▶ **BRIEF**
Only the lines with "Percentile" in them need to be copied from the listing.

+--

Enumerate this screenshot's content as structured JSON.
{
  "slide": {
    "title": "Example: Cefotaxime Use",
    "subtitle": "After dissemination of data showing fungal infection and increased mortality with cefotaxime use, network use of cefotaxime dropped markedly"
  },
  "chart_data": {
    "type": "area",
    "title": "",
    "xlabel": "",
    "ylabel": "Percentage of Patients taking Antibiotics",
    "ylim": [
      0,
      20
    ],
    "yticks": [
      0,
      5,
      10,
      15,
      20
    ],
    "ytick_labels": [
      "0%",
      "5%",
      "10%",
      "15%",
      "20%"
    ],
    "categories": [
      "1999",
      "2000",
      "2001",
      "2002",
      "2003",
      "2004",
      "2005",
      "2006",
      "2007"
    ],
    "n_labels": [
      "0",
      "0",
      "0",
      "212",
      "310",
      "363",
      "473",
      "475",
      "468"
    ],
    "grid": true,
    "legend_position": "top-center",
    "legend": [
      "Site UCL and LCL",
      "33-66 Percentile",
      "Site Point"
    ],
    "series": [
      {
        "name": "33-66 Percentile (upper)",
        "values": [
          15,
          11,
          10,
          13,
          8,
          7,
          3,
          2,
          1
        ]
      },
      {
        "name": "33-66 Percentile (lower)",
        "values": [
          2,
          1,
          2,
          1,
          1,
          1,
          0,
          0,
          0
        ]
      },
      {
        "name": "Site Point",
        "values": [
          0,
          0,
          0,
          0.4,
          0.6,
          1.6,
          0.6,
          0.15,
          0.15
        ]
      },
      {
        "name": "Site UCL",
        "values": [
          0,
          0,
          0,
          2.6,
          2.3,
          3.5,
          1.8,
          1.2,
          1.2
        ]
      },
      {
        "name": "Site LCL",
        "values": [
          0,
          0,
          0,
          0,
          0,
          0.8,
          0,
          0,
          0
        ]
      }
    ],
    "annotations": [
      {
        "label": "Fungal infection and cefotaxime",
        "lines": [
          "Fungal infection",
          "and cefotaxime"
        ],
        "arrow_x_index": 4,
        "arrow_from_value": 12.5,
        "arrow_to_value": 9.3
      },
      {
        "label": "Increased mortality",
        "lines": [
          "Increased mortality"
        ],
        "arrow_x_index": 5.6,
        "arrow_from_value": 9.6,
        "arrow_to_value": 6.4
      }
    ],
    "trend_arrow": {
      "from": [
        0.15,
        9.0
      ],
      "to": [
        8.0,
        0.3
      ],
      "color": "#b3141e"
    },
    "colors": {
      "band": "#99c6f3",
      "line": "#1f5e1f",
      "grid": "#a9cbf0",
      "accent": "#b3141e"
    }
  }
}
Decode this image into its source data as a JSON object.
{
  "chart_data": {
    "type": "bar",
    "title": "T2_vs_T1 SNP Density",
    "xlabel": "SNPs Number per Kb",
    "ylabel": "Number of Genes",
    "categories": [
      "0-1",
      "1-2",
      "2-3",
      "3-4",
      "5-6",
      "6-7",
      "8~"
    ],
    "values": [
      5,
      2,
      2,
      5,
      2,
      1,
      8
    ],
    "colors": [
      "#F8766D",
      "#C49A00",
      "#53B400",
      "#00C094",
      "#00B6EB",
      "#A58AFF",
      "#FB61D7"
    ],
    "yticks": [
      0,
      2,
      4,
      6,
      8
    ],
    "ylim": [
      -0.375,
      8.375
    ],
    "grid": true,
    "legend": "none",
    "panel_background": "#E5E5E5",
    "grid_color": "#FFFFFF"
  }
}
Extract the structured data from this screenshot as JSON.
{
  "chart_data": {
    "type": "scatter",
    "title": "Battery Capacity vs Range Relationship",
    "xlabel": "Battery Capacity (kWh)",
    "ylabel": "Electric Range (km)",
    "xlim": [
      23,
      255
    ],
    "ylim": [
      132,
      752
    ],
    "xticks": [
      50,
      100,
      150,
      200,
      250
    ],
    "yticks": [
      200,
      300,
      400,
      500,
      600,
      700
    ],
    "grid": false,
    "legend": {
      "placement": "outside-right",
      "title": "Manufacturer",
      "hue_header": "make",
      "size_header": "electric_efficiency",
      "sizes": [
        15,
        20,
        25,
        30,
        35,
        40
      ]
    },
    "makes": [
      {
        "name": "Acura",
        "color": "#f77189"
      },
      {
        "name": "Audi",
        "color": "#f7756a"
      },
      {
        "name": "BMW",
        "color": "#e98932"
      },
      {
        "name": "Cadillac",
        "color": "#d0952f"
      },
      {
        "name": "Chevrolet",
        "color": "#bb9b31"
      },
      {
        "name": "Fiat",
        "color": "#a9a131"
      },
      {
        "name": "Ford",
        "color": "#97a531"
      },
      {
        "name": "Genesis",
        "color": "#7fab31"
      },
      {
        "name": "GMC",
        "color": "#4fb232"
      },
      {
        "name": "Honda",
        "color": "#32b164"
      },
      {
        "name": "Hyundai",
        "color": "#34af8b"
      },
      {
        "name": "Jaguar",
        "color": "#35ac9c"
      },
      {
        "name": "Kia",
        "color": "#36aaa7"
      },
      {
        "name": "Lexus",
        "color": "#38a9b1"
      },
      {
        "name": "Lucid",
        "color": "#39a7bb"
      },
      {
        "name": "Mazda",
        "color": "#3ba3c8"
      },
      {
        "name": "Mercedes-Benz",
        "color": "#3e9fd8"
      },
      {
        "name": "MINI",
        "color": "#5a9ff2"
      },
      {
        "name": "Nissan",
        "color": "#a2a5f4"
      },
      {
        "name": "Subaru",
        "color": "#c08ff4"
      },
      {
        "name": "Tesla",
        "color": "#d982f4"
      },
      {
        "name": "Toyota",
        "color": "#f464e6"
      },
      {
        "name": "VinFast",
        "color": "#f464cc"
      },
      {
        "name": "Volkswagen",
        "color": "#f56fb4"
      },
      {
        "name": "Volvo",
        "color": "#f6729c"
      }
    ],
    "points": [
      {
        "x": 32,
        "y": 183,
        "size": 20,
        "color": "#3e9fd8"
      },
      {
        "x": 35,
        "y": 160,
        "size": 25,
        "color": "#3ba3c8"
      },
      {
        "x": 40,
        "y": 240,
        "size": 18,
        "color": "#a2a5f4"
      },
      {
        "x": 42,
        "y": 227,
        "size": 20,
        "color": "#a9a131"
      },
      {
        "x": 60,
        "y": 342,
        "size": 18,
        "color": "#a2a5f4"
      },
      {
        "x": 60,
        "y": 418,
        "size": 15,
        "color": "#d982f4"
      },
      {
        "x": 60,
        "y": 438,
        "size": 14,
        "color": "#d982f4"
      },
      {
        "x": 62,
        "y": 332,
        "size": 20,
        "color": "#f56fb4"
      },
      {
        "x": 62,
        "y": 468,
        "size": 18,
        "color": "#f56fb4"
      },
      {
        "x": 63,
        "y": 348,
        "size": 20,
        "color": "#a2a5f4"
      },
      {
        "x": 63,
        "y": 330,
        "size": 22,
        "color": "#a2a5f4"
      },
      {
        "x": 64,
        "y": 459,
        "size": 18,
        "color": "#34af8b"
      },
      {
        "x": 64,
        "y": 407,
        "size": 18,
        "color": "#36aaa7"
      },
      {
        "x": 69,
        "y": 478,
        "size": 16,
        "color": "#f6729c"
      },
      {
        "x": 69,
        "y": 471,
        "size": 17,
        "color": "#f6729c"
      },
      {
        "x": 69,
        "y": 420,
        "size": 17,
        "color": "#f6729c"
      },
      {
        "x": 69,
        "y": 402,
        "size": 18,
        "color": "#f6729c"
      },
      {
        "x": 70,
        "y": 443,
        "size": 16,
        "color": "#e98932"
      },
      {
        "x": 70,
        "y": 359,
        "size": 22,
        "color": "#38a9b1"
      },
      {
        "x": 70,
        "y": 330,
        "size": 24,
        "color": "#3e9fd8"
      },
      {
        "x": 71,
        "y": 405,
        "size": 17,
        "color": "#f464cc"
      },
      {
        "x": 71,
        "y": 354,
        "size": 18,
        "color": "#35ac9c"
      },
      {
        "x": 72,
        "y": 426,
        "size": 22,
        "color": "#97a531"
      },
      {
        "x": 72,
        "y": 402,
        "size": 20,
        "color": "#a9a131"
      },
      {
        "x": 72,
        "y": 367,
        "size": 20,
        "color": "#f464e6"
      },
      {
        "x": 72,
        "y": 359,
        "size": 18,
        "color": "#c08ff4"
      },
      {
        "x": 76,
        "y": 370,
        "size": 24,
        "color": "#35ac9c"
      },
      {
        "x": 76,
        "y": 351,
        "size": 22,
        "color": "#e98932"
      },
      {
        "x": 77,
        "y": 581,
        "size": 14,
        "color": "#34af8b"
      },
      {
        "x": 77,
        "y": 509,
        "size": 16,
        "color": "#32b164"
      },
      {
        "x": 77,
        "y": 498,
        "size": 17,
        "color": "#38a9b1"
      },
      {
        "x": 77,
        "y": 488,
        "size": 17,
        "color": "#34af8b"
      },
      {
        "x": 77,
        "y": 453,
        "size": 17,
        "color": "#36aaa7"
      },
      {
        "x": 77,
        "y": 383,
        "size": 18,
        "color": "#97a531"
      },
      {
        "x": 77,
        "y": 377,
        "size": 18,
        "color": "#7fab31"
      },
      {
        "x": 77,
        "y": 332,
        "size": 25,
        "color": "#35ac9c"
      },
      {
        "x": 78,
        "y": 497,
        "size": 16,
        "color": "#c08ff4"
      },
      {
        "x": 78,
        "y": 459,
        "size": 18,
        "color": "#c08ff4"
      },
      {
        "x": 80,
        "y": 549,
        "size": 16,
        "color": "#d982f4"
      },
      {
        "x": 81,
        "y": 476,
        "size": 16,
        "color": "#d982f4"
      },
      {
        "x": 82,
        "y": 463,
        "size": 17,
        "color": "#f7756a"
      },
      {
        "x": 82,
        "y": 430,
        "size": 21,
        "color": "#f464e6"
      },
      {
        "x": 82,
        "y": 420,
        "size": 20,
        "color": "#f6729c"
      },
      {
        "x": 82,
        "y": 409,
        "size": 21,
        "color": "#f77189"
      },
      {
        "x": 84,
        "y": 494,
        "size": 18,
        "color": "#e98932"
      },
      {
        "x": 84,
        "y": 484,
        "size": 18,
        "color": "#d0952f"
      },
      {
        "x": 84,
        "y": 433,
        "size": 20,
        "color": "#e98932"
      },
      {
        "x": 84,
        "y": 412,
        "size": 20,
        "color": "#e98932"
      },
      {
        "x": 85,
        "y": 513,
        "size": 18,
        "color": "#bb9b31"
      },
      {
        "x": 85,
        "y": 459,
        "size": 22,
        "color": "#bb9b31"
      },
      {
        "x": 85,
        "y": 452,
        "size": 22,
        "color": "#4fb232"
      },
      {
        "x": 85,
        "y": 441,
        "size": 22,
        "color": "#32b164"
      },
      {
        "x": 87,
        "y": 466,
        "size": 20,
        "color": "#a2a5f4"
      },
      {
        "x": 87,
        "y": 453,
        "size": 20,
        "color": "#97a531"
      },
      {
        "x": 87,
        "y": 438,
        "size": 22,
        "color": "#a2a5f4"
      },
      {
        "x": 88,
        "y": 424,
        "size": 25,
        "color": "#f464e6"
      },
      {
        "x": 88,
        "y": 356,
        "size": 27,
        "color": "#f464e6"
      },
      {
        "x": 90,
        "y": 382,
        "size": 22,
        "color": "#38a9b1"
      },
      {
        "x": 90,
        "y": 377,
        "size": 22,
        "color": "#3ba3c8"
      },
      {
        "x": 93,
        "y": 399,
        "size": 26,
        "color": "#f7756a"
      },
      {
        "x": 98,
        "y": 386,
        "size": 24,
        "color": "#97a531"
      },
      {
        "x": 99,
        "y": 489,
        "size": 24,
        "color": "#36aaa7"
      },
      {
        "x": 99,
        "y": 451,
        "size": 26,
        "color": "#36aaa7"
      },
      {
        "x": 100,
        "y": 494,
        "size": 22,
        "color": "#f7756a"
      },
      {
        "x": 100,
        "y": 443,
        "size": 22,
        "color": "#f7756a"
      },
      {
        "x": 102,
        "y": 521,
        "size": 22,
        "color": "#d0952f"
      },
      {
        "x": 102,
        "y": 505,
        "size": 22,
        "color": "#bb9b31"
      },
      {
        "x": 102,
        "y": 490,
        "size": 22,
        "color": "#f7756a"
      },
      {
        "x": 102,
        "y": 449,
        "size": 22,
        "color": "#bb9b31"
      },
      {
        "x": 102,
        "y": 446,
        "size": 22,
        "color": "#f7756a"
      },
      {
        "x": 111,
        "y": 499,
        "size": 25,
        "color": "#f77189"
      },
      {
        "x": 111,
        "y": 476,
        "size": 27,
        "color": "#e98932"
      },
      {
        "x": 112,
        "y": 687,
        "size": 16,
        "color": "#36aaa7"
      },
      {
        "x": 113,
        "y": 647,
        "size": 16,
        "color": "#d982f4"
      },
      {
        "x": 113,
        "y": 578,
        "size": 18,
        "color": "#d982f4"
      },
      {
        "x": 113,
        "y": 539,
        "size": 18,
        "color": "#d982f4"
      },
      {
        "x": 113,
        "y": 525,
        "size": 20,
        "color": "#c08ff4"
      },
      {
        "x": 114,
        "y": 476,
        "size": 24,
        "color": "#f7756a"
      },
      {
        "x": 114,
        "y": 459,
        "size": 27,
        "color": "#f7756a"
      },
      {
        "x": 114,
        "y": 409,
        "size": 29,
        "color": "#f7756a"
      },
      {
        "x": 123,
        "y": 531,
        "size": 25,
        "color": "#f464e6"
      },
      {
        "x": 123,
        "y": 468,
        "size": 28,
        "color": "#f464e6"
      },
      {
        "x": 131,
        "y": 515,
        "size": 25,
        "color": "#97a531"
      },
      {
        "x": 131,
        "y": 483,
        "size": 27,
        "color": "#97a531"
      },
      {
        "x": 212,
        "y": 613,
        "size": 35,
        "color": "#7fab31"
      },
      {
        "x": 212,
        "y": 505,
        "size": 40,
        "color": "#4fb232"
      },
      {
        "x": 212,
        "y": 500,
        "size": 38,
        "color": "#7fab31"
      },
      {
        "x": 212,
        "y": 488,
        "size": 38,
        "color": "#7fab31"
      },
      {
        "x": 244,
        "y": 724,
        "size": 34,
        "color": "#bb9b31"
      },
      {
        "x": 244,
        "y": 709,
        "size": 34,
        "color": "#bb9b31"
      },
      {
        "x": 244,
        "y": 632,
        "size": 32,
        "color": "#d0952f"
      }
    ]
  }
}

+--

▶ **RESULT BELOW**
      "33-66 Percentile",
        "name": "33-66 Percentile (upper)",
        "name": "33-66 Percentile (lower)",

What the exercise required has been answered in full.